▶ _Task_
All entries below need to be written out exactly, but without their pictures.
# Start of Record set
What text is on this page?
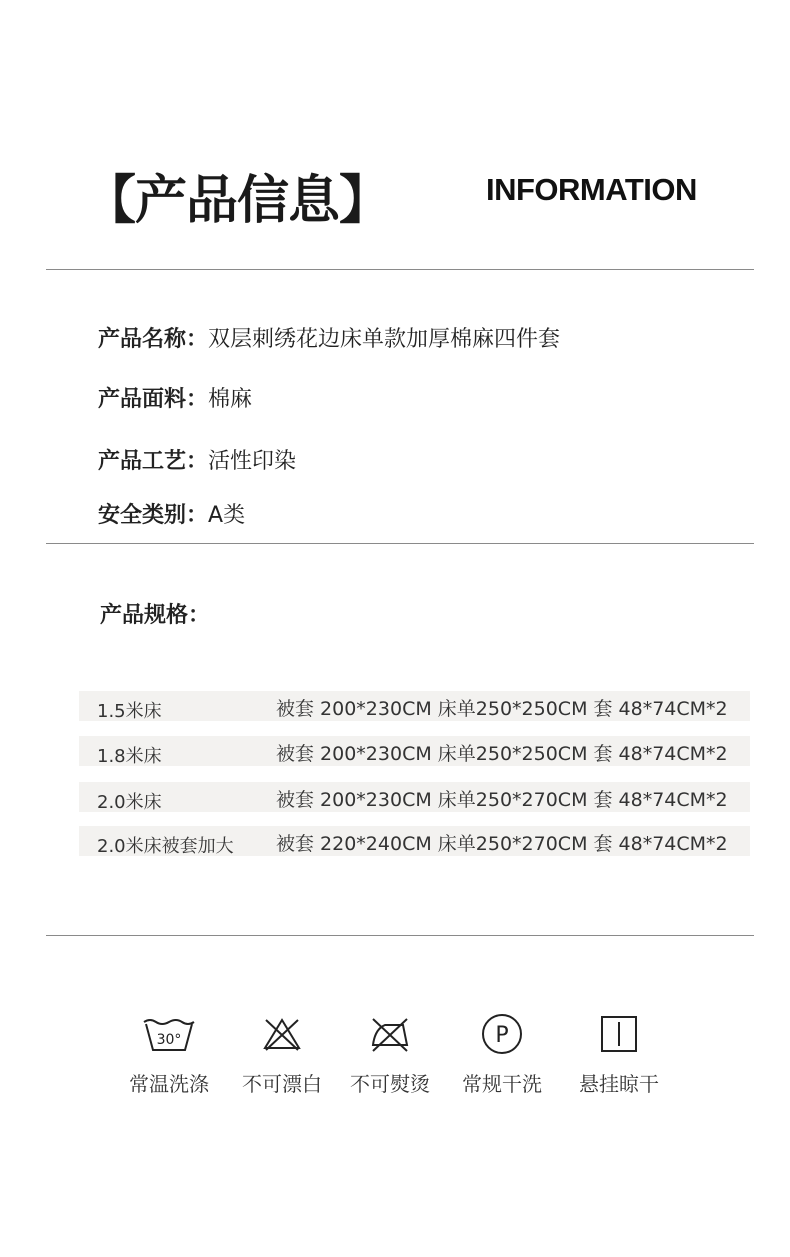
【产品信息】	INFORMATION
产品名称：双层刺绣花边床单款加厚棉麻四件套
产品面料：棉麻
产品工艺：活性印染
安全类别：A类
产品规格：
1.5米床	被套 200*230CM 床单250*250CM 套 48*74CM*2
1.8米床	被套 200*230CM 床单250*250CM 套 48*74CM*2
2.0米床	被套 200*230CM 床单250*270CM 套 48*74CM*2
2.0米床被套加大 被套 220*240CM 床单250*270CM 套 48*74CM*2
30°
常温洗涤	不可漂白	不可熨烫
P
常规干洗	悬挂晾干
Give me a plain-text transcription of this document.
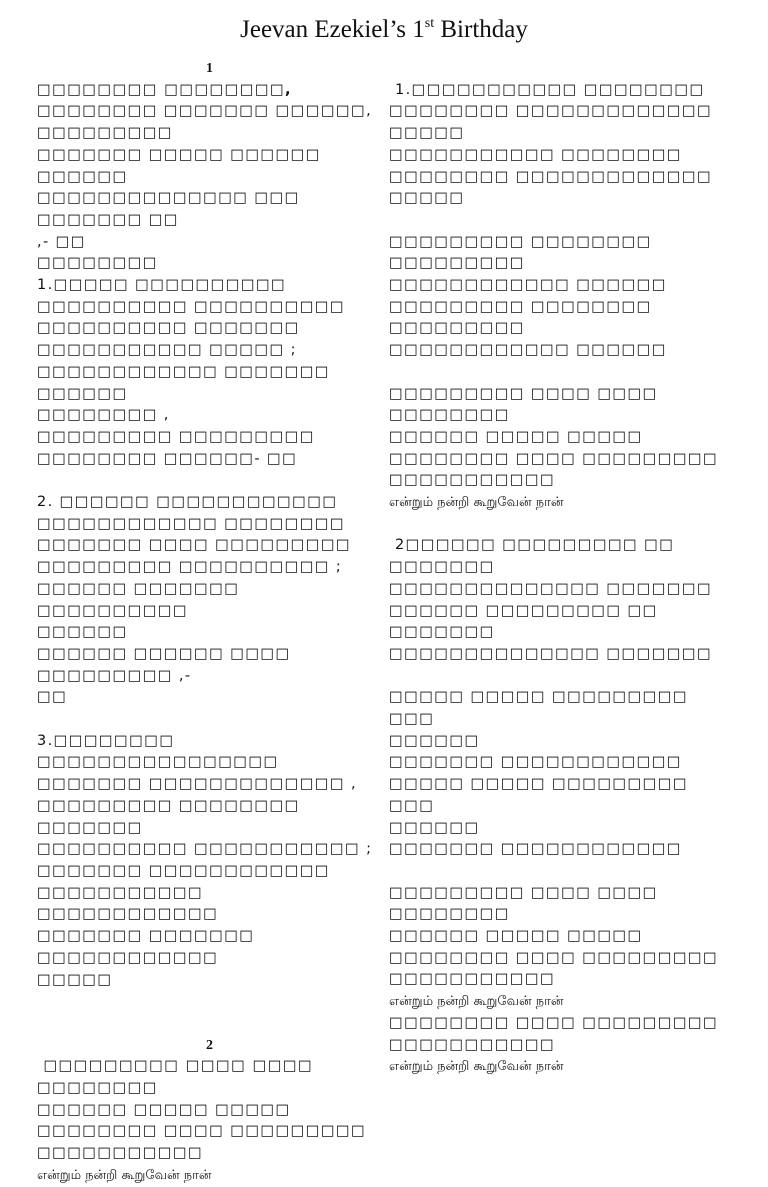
Jeevan Ezekiel’s 1st Birthday
1
□□□□□□□□ □□□□□□□□,
□□□□□□□□ □□□□□□□ □□□□□□,
□□□□□□□□□
□□□□□□□ □□□□□ □□□□□□ □□□□□□
□□□□□□□□□□□□□□ □□□ □□□□□□□ □□
,- □□
□□□□□□□□
1.□□□□□ □□□□□□□□□□
□□□□□□□□□□ □□□□□□□□□□
□□□□□□□□□□ □□□□□□□
□□□□□□□□□□□ □□□□□ ;
□□□□□□□□□□□□ □□□□□□□ □□□□□□
□□□□□□□□ ,
□□□□□□□□□ □□□□□□□□□
□□□□□□□□ □□□□□□- □□
2. □□□□□□ □□□□□□□□□□□□
□□□□□□□□□□□□ □□□□□□□□
□□□□□□□ □□□□ □□□□□□□□□
□□□□□□□□□ □□□□□□□□□□ ;
□□□□□□ □□□□□□□ □□□□□□□□□□
□□□□□□
□□□□□□ □□□□□□ □□□□ □□□□□□□□□ ,-
□□
3.□□□□□□□□ □□□□□□□□□□□□□□□□
□□□□□□□ □□□□□□□□□□□□□ ,
□□□□□□□□□ □□□□□□□□ □□□□□□□
□□□□□□□□□□ □□□□□□□□□□□ ;
□□□□□□□ □□□□□□□□□□□□
□□□□□□□□□□□ □□□□□□□□□□□□
□□□□□□□ □□□□□□□ □□□□□□□□□□□□
□□□□□
2
□□□□□□□□□ □□□□ □□□□
□□□□□□□□
□□□□□□ □□□□□ □□□□□
□□□□□□□□ □□□□ □□□□□□□□□
□□□□□□□□□□□
என்றும் நன்றி கூறுவேன் நான்
1.□□□□□□□□□□□ □□□□□□□□
□□□□□□□□ □□□□□□□□□□□□□
□□□□□
□□□□□□□□□□□ □□□□□□□□
□□□□□□□□ □□□□□□□□□□□□□
□□□□□
□□□□□□□□□ □□□□□□□□
□□□□□□□□□
□□□□□□□□□□□□ □□□□□□
□□□□□□□□□ □□□□□□□□
□□□□□□□□□
□□□□□□□□□□□□ □□□□□□
□□□□□□□□□ □□□□ □□□□ □□□□□□□□
□□□□□□ □□□□□ □□□□□
□□□□□□□□ □□□□ □□□□□□□□□
□□□□□□□□□□□
என்றும் நன்றி கூறுவேன் நான்
2□□□□□□ □□□□□□□□□ □□
□□□□□□□
□□□□□□□□□□□□□□ □□□□□□□
□□□□□□ □□□□□□□□□ □□ □□□□□□□
□□□□□□□□□□□□□□ □□□□□□□
□□□□□ □□□□□ □□□□□□□□□ □□□
□□□□□□
□□□□□□□ □□□□□□□□□□□□
□□□□□ □□□□□ □□□□□□□□□ □□□
□□□□□□
□□□□□□□ □□□□□□□□□□□□
□□□□□□□□□ □□□□ □□□□ □□□□□□□□
□□□□□□ □□□□□ □□□□□
□□□□□□□□ □□□□ □□□□□□□□□
□□□□□□□□□□□
என்றும் நன்றி கூறுவேன் நான்
□□□□□□□□ □□□□ □□□□□□□□□
□□□□□□□□□□□
என்றும் நன்றி கூறுவேன் நான்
# End of Record set
▶ _Full solution_
What text is on this page?
【产品信息】	INFORMATION
产品名称：双层刺绣花边床单款加厚棉麻四件套
产品面料：棉麻
产品工艺：活性印染
安全类别：A类
产品规格：
1.5米床	被套 200*230CM 床单250*250CM 套 48*74CM*2
1.8米床	被套 200*230CM 床单250*250CM 套 48*74CM*2
2.0米床	被套 200*230CM 床单250*270CM 套 48*74CM*2
2.0米床被套加大 被套 220*240CM 床单250*270CM 套 48*74CM*2
30°
常温洗涤	不可漂白	不可熨烫
P
常规干洗	悬挂晾干
Give me a plain-text transcription of this document.
Jeevan Ezekiel’s 1st Birthday
1
□□□□□□□□ □□□□□□□□,
□□□□□□□□ □□□□□□□ □□□□□□,
□□□□□□□□□
□□□□□□□ □□□□□ □□□□□□ □□□□□□
□□□□□□□□□□□□□□ □□□ □□□□□□□ □□
,- □□
□□□□□□□□
1.□□□□□ □□□□□□□□□□
□□□□□□□□□□ □□□□□□□□□□
□□□□□□□□□□ □□□□□□□
□□□□□□□□□□□ □□□□□ ;
□□□□□□□□□□□□ □□□□□□□ □□□□□□
□□□□□□□□ ,
□□□□□□□□□ □□□□□□□□□
□□□□□□□□ □□□□□□- □□
2. □□□□□□ □□□□□□□□□□□□
□□□□□□□□□□□□ □□□□□□□□
□□□□□□□ □□□□ □□□□□□□□□
□□□□□□□□□ □□□□□□□□□□ ;
□□□□□□ □□□□□□□ □□□□□□□□□□
□□□□□□
□□□□□□ □□□□□□ □□□□ □□□□□□□□□ ,-
□□
3.□□□□□□□□ □□□□□□□□□□□□□□□□
□□□□□□□ □□□□□□□□□□□□□ ,
□□□□□□□□□ □□□□□□□□ □□□□□□□
□□□□□□□□□□ □□□□□□□□□□□ ;
□□□□□□□ □□□□□□□□□□□□
□□□□□□□□□□□ □□□□□□□□□□□□
□□□□□□□ □□□□□□□ □□□□□□□□□□□□
□□□□□
2
□□□□□□□□□ □□□□ □□□□
□□□□□□□□
□□□□□□ □□□□□ □□□□□
□□□□□□□□ □□□□ □□□□□□□□□
□□□□□□□□□□□
என்றும் நன்றி கூறுவேன் நான்
1.□□□□□□□□□□□ □□□□□□□□
□□□□□□□□ □□□□□□□□□□□□□
□□□□□
□□□□□□□□□□□ □□□□□□□□
□□□□□□□□ □□□□□□□□□□□□□
□□□□□
□□□□□□□□□ □□□□□□□□
□□□□□□□□□
□□□□□□□□□□□□ □□□□□□
□□□□□□□□□ □□□□□□□□
□□□□□□□□□
□□□□□□□□□□□□ □□□□□□
□□□□□□□□□ □□□□ □□□□ □□□□□□□□
□□□□□□ □□□□□ □□□□□
□□□□□□□□ □□□□ □□□□□□□□□
□□□□□□□□□□□
என்றும் நன்றி கூறுவேன் நான்
2□□□□□□ □□□□□□□□□ □□
□□□□□□□
□□□□□□□□□□□□□□ □□□□□□□
□□□□□□ □□□□□□□□□ □□ □□□□□□□
□□□□□□□□□□□□□□ □□□□□□□
□□□□□ □□□□□ □□□□□□□□□ □□□
□□□□□□
□□□□□□□ □□□□□□□□□□□□
□□□□□ □□□□□ □□□□□□□□□ □□□
□□□□□□
□□□□□□□ □□□□□□□□□□□□
□□□□□□□□□ □□□□ □□□□ □□□□□□□□
□□□□□□ □□□□□ □□□□□
□□□□□□□□ □□□□ □□□□□□□□□
□□□□□□□□□□□
என்றும் நன்றி கூறுவேன் நான்
□□□□□□□□ □□□□ □□□□□□□□□
□□□□□□□□□□□
என்றும் நன்றி கூறுவேன் நான்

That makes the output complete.